_Work instructions_
Show every line in the records below that contains the word "right". Case counts.
== Input records
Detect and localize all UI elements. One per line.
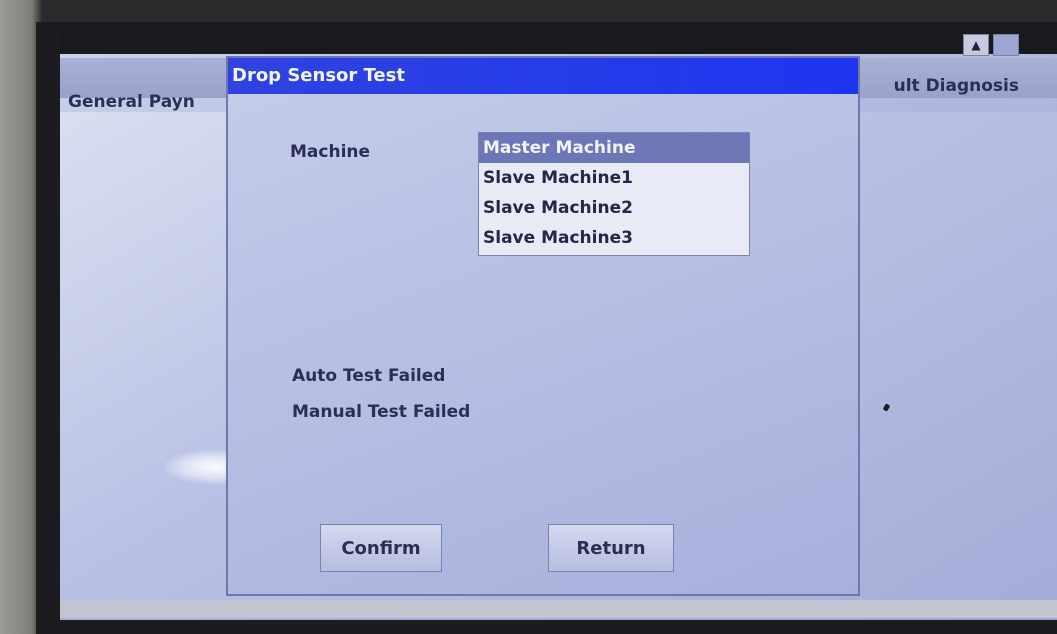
====
== Input records
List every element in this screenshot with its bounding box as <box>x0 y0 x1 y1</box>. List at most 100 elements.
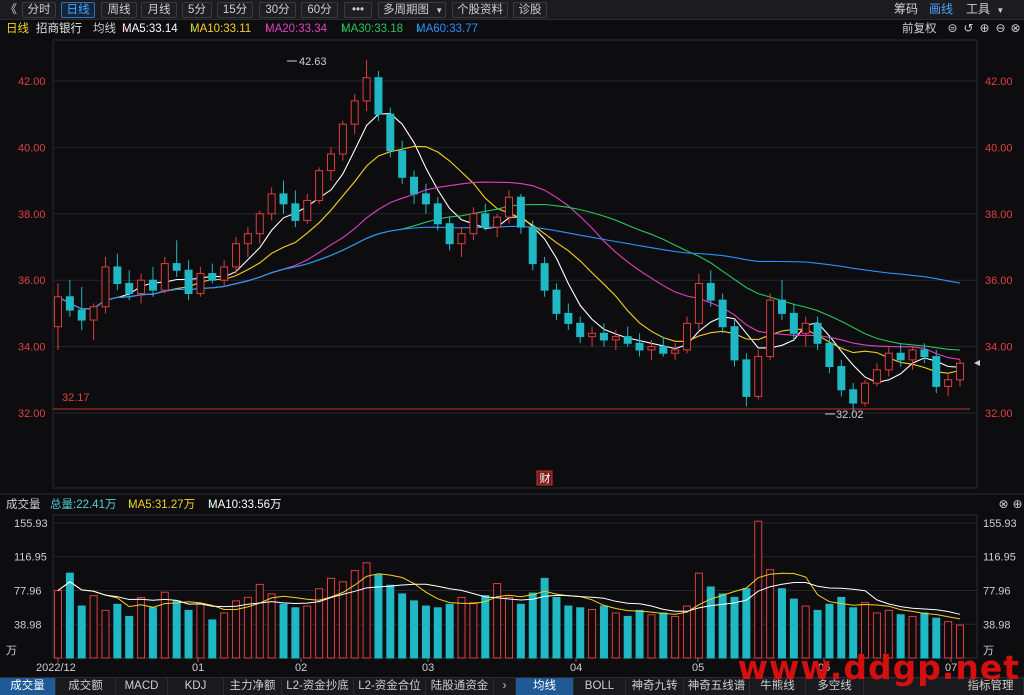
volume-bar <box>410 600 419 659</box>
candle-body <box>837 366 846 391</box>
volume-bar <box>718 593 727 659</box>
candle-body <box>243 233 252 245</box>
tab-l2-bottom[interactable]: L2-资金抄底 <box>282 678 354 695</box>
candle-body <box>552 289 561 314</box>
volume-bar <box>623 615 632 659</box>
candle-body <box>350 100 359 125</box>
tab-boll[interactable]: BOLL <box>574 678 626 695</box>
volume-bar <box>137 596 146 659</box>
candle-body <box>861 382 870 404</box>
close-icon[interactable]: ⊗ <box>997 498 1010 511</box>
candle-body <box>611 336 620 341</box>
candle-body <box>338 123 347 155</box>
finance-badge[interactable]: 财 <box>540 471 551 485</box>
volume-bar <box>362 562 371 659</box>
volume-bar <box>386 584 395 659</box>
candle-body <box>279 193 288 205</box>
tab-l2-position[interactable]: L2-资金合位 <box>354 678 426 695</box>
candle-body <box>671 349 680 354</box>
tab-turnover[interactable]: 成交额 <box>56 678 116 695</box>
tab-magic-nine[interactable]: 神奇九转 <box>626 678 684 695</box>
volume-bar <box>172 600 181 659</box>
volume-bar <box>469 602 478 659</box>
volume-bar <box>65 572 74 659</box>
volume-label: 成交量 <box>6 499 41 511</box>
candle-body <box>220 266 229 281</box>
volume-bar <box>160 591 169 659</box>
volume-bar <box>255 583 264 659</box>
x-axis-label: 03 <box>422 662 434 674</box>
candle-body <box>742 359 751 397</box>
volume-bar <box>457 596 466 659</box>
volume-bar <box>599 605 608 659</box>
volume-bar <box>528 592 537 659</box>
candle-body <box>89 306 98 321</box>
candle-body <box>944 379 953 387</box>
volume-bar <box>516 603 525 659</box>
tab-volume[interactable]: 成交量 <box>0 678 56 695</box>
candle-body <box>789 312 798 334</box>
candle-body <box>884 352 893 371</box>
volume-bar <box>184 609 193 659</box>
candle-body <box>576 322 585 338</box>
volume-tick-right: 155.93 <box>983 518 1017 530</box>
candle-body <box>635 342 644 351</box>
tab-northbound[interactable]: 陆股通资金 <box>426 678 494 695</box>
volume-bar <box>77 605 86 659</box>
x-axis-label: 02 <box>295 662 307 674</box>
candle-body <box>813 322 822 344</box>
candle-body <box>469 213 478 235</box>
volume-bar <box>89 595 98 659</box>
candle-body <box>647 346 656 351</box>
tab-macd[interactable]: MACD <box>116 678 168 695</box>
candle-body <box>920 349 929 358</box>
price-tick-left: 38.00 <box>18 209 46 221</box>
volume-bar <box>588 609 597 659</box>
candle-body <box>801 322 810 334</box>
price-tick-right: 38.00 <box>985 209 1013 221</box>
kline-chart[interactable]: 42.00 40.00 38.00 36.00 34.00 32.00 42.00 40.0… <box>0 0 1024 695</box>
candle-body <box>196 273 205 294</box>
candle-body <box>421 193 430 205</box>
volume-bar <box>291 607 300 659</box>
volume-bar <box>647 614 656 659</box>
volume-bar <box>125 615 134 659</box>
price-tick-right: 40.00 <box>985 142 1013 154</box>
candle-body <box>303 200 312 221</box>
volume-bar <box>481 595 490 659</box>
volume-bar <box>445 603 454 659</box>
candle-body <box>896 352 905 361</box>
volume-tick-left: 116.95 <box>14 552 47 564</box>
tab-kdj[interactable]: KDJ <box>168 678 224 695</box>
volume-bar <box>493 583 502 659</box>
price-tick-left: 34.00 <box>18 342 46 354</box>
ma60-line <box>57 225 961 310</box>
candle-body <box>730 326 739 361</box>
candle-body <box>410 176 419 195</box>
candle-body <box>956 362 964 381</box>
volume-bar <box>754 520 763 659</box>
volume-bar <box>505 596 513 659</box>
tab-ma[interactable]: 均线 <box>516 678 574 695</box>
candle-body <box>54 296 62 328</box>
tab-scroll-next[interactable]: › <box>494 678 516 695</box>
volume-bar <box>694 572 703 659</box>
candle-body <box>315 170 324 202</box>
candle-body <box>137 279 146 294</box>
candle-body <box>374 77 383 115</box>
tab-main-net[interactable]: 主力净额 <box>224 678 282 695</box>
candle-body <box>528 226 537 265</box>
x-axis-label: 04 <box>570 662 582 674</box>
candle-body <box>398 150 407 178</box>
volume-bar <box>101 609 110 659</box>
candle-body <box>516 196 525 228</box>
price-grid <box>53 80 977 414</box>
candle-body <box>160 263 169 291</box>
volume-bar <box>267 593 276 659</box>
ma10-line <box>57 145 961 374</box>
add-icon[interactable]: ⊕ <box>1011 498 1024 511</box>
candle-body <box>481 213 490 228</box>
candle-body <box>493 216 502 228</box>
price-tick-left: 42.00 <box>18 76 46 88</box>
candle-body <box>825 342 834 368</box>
====
== Input records
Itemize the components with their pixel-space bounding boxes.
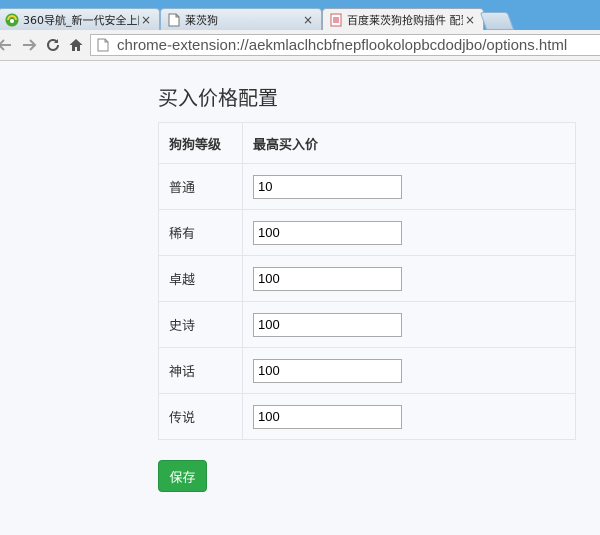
====
_Final result_
volume-tick-right: 155.93 <box>983 518 1017 530</box>
price-tick-right: 38.00 <box>985 209 1013 221</box>
price-tick-right: 40.00 <box>985 142 1013 154</box>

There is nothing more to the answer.